#### [Exercise brief]
Search the material below for the word "cycle" and copy every line in which it occurs.

# START OF Dataset

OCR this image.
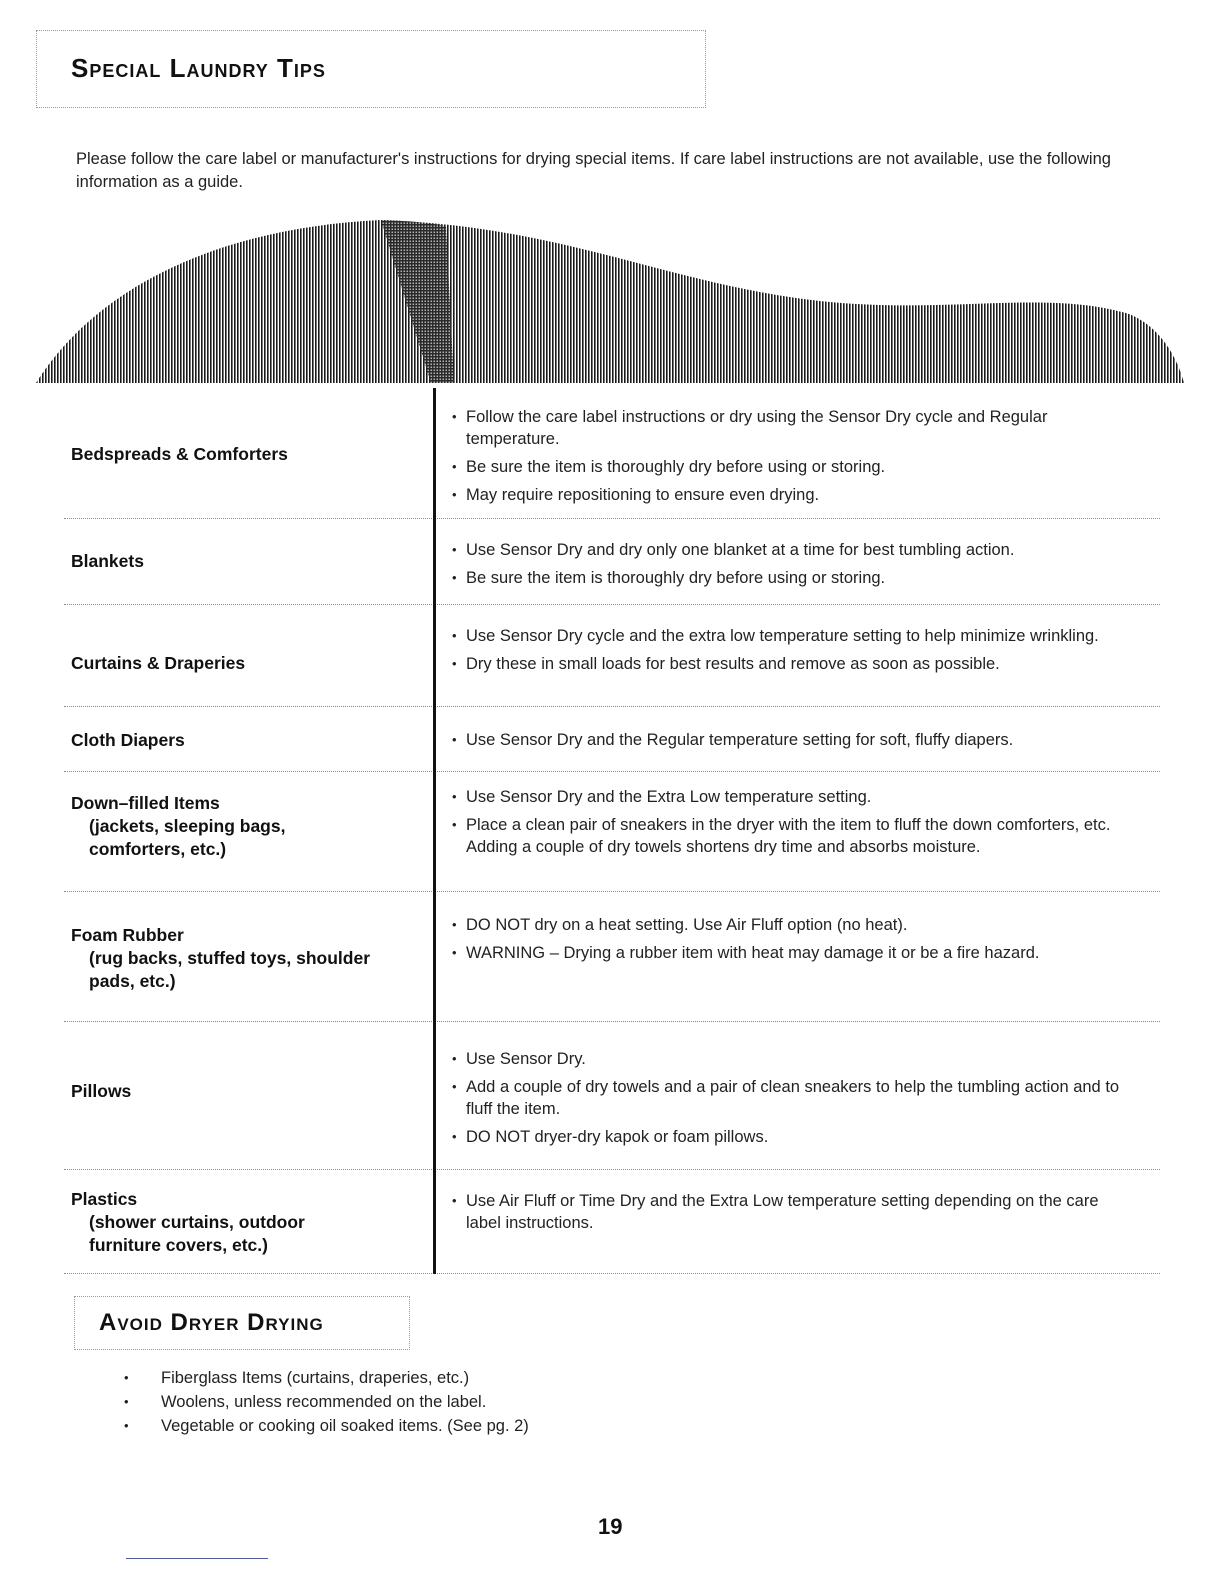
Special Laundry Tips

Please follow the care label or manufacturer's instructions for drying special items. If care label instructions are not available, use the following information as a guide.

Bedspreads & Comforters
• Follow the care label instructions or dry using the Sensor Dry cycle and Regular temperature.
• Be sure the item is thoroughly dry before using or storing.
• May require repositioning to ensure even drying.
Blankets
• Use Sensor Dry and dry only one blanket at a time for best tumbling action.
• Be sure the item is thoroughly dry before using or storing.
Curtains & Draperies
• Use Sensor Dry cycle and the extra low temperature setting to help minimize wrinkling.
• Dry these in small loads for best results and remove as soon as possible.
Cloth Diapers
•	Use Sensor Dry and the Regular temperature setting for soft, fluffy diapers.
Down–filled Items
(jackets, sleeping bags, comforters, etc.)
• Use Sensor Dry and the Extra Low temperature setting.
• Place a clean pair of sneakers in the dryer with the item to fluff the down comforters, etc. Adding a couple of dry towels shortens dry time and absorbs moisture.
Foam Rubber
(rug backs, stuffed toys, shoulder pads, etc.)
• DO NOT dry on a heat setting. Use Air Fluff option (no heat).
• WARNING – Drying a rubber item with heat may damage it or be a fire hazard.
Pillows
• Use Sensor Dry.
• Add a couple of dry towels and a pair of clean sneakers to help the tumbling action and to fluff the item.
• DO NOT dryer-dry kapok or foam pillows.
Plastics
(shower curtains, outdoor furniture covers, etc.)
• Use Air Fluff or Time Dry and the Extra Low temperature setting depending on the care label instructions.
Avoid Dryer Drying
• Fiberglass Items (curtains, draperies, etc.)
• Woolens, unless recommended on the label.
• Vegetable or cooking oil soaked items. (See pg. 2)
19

# END OF Dataset

#### [Task solution]
• Follow the care label instructions or dry using the Sensor Dry cycle and Regular temperature.
• Use Sensor Dry cycle and the extra low temperature setting to help minimize wrinkling.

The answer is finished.